··· DATA PROVIDED ···
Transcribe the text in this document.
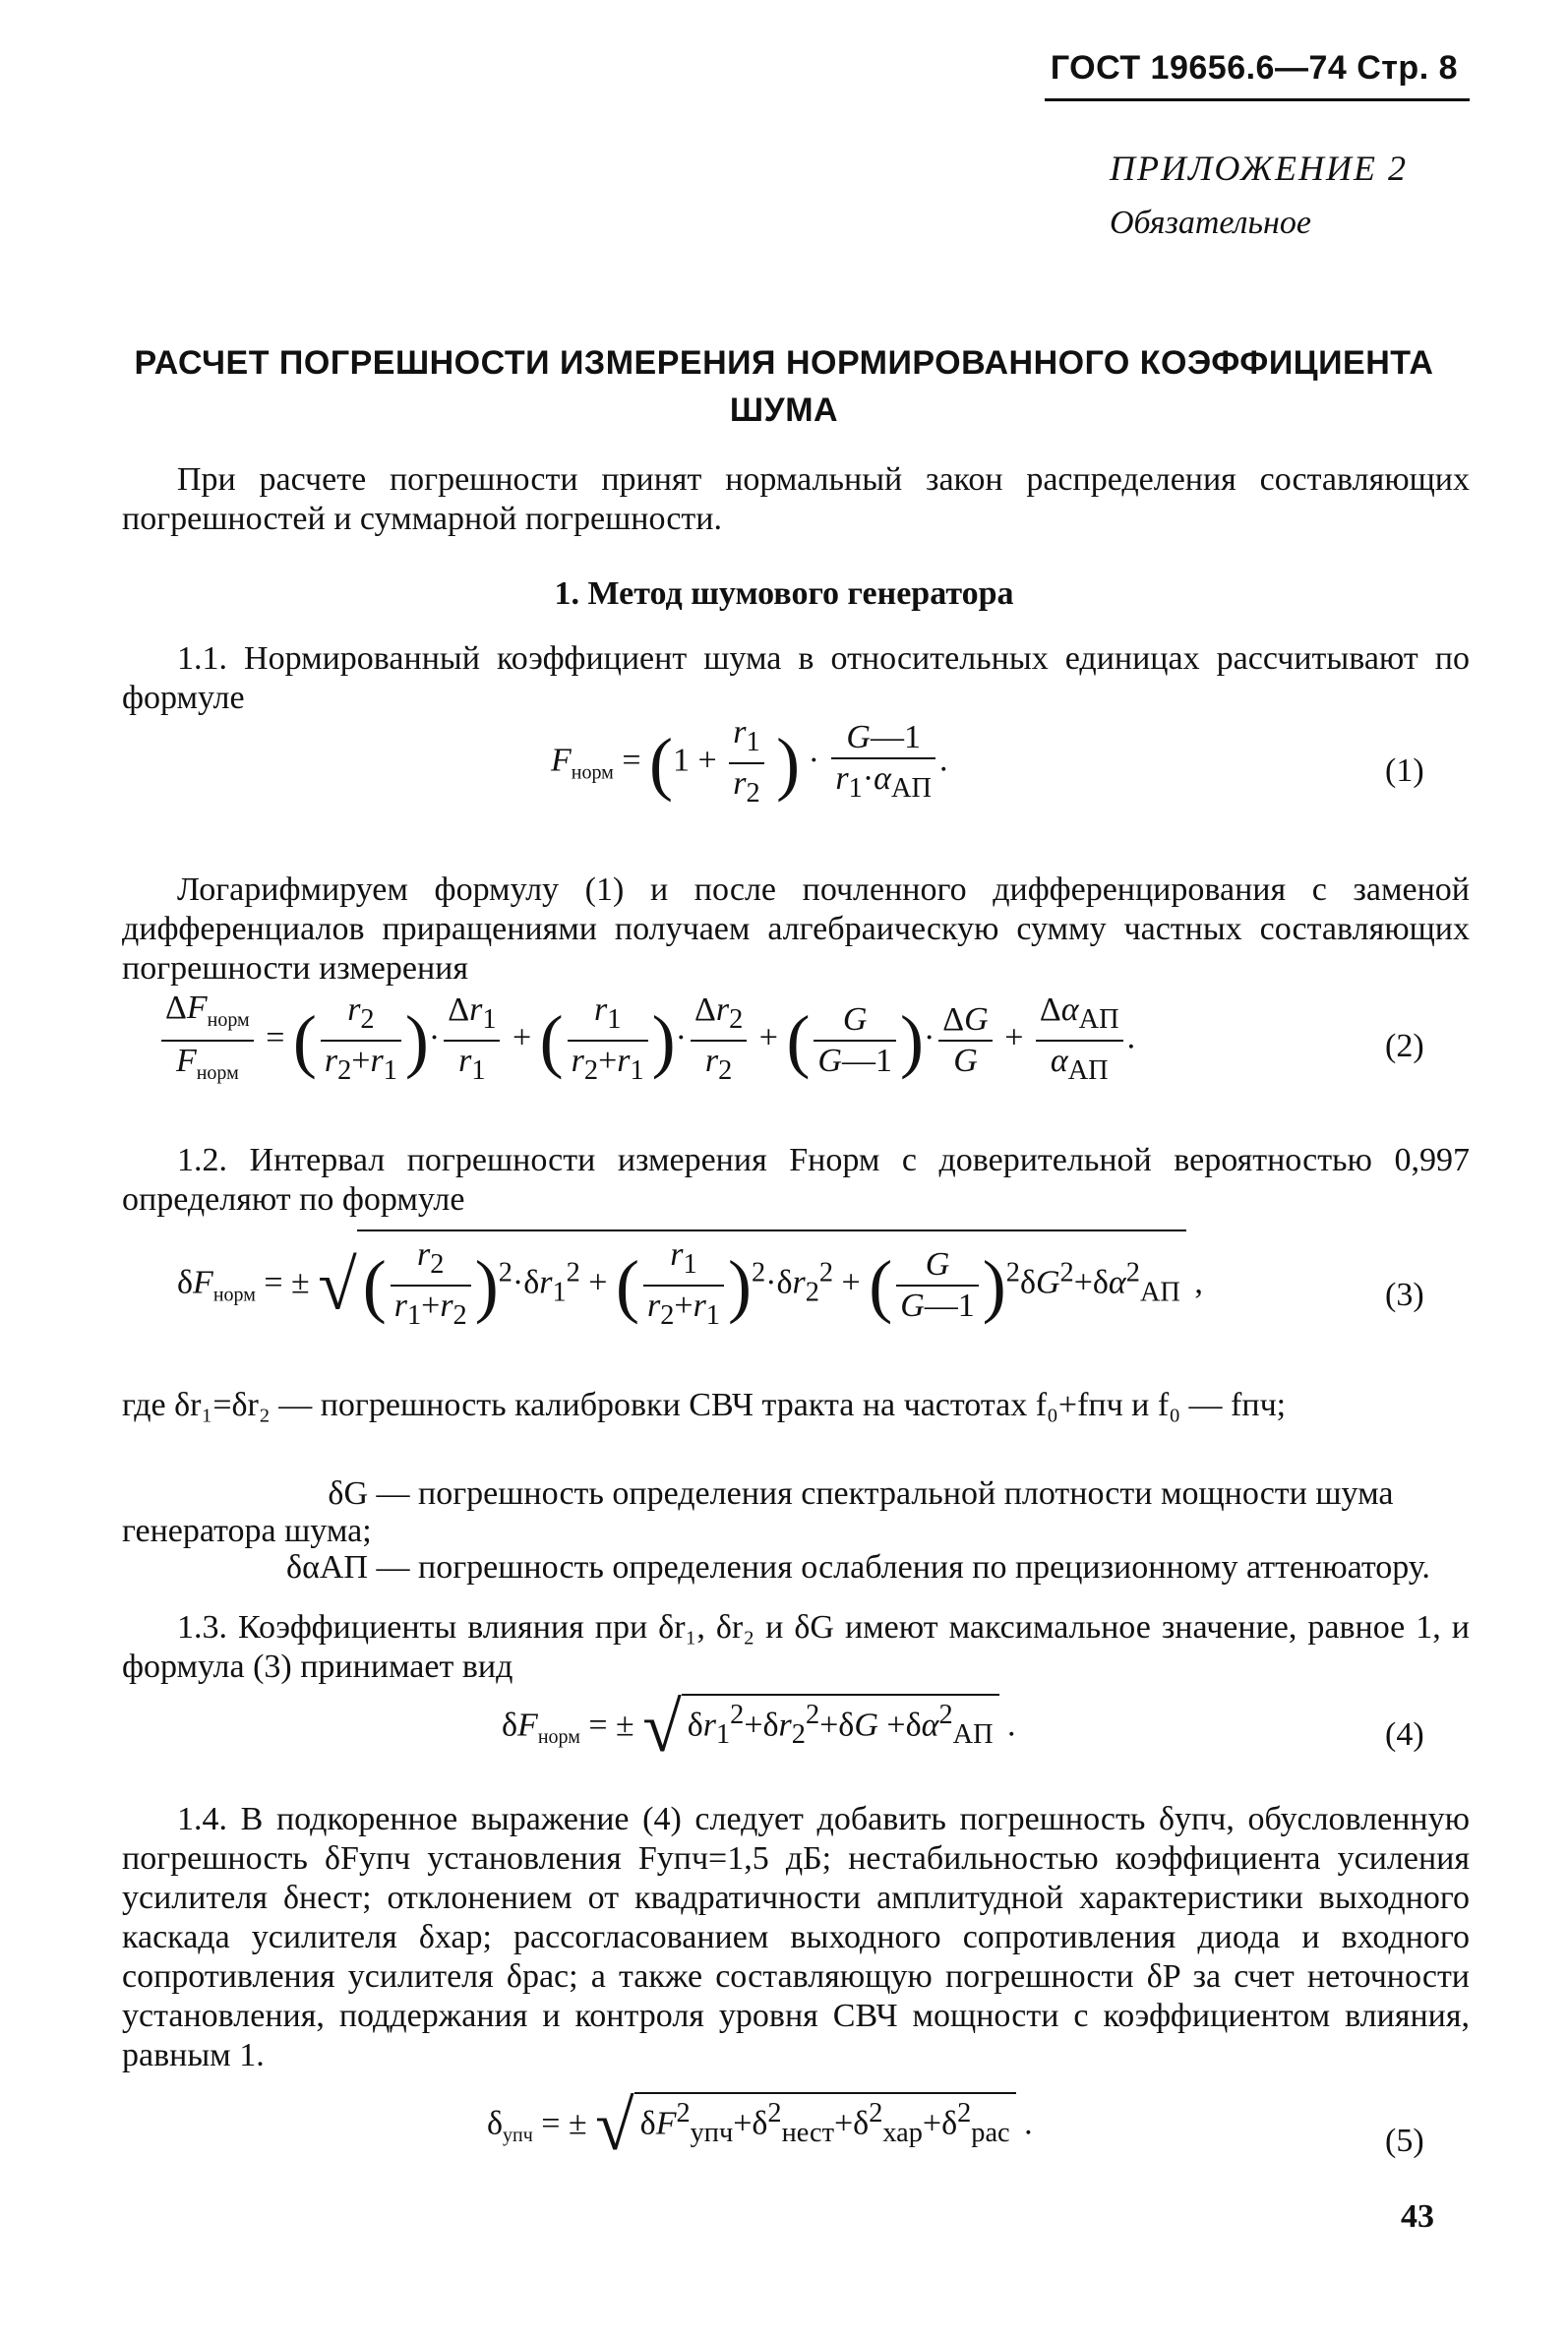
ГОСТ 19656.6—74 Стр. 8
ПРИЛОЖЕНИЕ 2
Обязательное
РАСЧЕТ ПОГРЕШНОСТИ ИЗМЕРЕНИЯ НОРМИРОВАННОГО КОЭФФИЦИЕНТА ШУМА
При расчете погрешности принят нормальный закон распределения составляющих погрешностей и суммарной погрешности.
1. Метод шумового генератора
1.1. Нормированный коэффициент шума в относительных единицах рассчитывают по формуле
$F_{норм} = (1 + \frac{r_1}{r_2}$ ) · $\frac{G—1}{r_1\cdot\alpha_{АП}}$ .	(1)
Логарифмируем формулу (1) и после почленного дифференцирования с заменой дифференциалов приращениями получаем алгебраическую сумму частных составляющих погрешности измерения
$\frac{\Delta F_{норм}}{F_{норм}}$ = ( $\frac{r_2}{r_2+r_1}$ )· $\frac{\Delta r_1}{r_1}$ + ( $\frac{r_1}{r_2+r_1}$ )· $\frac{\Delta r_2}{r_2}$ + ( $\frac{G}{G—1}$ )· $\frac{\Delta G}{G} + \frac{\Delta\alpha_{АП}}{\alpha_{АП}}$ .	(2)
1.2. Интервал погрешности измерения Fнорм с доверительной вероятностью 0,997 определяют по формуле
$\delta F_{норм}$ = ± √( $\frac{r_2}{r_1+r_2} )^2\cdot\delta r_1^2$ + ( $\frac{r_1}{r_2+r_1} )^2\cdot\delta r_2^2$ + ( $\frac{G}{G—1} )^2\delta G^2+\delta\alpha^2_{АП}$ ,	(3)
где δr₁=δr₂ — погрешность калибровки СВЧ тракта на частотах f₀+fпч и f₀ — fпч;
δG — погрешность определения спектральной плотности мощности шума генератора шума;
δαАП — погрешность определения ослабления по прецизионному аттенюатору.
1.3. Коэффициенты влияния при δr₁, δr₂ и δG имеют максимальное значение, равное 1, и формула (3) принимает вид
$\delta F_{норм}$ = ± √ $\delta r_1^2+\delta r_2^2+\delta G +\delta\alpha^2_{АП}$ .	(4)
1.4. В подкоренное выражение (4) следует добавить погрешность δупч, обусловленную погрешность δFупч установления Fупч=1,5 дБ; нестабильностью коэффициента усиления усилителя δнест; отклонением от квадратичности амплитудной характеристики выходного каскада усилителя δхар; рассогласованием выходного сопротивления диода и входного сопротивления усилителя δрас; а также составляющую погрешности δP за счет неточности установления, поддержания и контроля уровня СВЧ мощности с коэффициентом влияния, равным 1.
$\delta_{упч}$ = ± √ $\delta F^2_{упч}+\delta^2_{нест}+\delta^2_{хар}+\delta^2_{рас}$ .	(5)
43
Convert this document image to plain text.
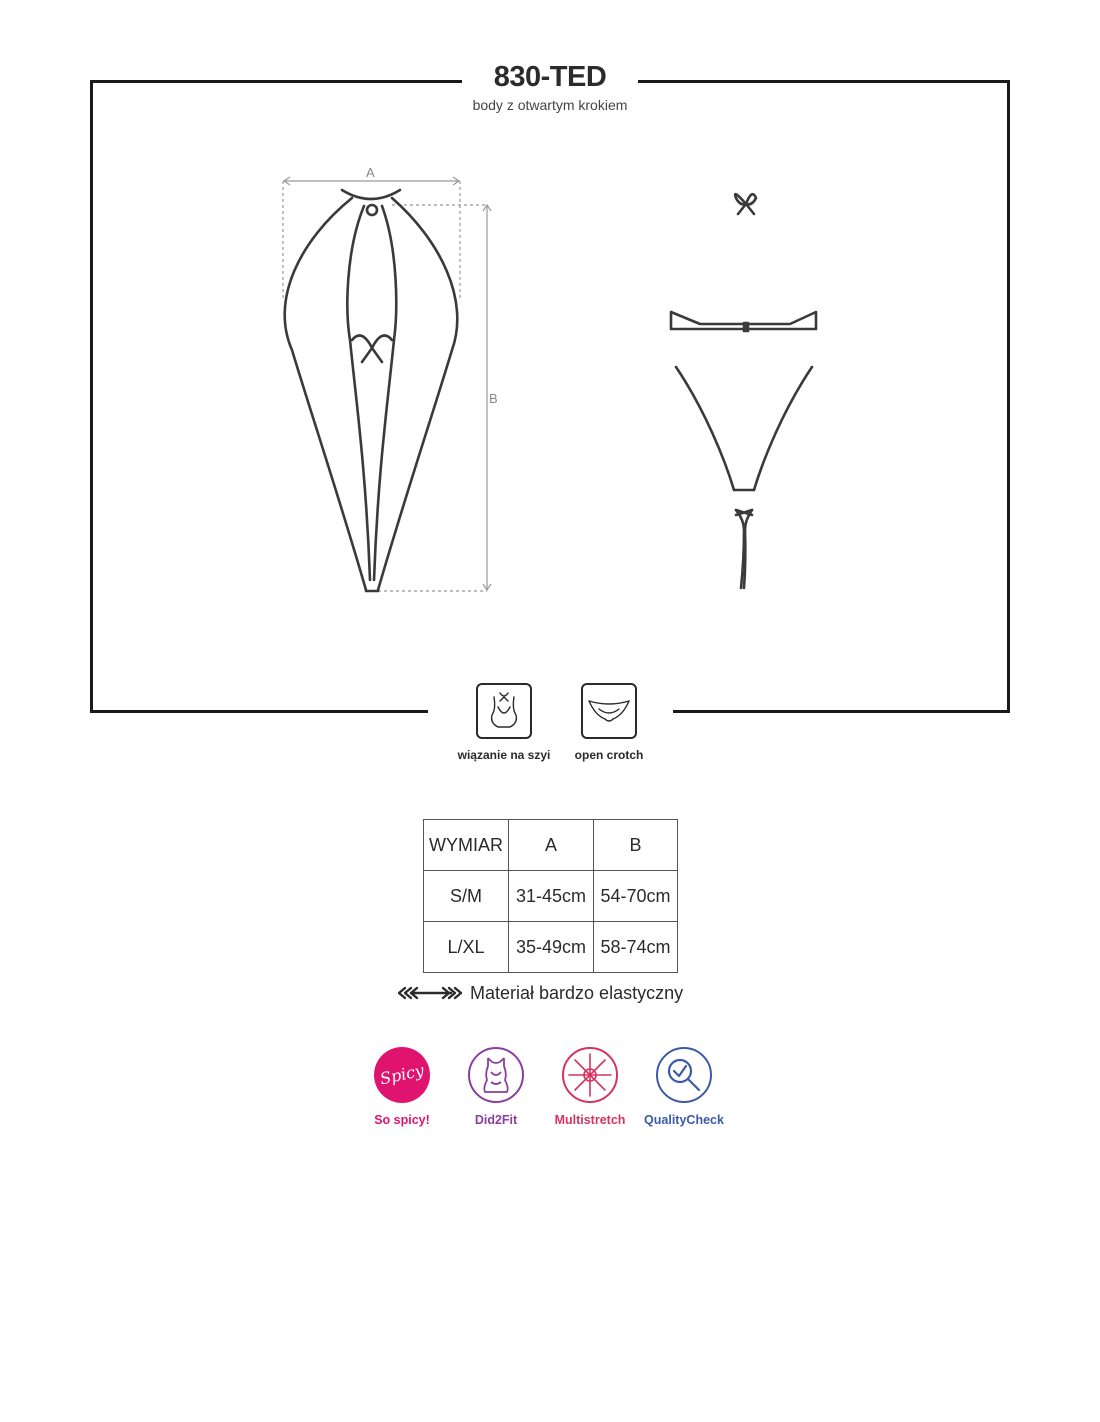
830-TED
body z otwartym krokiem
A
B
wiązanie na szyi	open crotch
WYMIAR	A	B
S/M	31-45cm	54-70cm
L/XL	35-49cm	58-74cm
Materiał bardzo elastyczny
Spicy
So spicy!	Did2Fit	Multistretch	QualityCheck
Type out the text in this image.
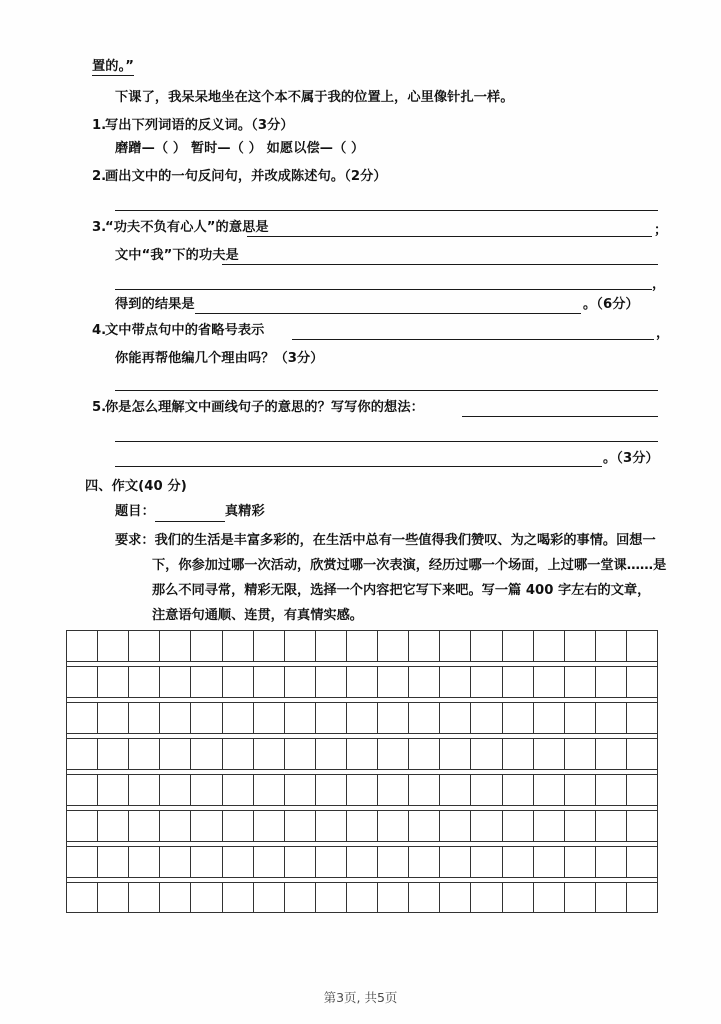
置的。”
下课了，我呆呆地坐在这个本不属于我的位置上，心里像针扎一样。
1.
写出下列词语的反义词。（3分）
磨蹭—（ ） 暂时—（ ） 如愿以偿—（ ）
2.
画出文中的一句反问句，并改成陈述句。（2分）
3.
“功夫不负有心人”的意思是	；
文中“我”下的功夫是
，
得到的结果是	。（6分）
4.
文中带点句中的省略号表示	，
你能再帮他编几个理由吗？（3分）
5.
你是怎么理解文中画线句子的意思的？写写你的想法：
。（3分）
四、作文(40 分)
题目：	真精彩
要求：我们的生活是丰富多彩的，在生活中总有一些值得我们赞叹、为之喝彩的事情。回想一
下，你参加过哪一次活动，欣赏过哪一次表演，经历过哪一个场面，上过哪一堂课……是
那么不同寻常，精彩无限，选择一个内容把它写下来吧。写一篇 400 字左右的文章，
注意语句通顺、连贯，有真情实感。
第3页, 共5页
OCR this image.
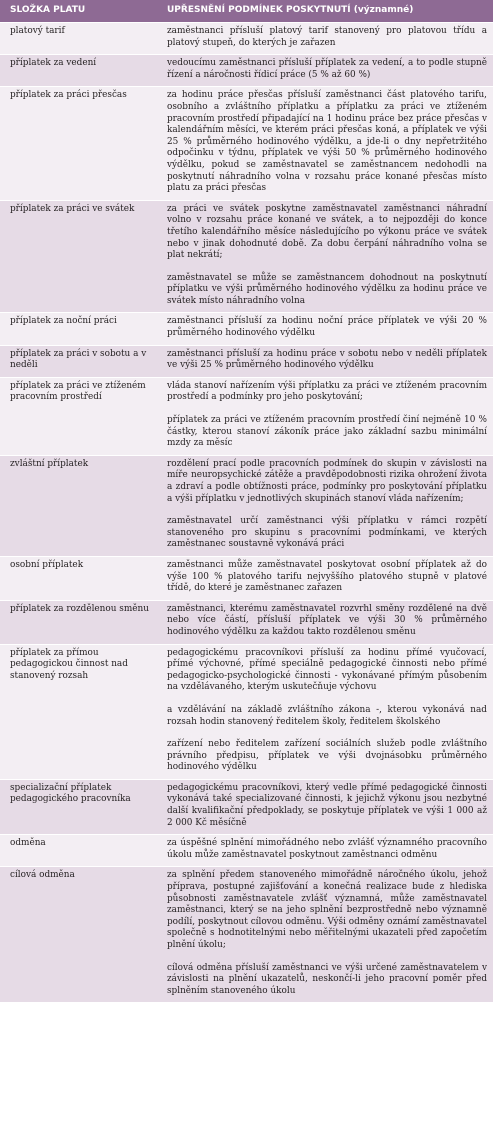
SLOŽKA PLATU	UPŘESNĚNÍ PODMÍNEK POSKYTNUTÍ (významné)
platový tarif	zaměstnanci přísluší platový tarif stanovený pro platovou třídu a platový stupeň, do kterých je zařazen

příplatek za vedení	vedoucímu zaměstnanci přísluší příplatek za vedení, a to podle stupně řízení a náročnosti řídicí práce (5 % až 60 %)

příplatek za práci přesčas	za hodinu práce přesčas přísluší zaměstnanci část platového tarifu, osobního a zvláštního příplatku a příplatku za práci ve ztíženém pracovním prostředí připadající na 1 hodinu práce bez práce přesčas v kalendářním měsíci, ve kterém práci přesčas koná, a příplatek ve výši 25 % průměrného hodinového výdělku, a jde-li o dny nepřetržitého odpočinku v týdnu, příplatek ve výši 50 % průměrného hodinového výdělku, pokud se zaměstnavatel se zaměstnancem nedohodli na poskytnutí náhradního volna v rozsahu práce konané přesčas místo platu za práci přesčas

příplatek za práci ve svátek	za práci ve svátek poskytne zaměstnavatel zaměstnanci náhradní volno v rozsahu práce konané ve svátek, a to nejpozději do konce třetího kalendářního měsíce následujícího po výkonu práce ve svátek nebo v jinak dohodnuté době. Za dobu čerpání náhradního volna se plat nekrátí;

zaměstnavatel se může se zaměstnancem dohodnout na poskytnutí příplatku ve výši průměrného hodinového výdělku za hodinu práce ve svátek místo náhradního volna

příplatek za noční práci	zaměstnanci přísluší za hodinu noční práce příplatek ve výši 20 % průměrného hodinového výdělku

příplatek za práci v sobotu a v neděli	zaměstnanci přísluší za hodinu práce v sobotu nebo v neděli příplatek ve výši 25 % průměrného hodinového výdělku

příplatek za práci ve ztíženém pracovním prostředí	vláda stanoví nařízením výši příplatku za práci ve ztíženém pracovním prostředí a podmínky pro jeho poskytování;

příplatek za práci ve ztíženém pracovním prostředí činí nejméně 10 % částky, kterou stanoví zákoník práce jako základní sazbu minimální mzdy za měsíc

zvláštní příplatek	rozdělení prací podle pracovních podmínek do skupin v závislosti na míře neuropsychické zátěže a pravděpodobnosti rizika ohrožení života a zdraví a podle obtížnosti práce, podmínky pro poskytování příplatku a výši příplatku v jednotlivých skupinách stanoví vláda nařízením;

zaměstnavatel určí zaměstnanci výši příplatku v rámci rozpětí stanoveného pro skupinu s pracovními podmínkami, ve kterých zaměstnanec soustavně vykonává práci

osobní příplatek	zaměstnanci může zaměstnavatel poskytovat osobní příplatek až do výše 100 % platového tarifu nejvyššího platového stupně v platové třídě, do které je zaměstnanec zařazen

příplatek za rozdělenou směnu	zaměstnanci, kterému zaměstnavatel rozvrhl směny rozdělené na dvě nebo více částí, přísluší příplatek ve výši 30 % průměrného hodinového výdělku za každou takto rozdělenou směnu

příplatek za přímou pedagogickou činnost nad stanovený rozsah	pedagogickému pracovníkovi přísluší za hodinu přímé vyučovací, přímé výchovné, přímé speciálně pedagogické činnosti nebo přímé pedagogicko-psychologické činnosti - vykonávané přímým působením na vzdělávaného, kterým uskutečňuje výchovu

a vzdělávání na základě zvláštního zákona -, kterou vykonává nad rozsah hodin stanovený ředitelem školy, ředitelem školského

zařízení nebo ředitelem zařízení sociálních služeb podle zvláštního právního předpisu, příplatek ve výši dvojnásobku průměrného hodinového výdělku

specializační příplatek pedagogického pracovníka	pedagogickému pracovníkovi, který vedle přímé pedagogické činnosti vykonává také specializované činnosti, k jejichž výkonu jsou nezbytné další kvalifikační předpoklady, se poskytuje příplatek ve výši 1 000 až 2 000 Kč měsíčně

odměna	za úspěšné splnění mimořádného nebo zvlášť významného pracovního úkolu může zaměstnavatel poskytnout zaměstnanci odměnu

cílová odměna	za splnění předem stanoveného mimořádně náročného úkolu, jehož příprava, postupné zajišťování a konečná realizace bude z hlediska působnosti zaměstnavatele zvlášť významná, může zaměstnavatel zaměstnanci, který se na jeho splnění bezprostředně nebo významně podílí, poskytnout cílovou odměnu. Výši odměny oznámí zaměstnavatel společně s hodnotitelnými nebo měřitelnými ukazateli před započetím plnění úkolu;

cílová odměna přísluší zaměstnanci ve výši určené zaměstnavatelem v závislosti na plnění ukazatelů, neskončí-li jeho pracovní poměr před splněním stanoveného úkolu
···
PROBLEM REQUIREMENTS: Report only the number of lines that hold the word "составляющих".

RESPONSE FOR THIS EXERCISE: 2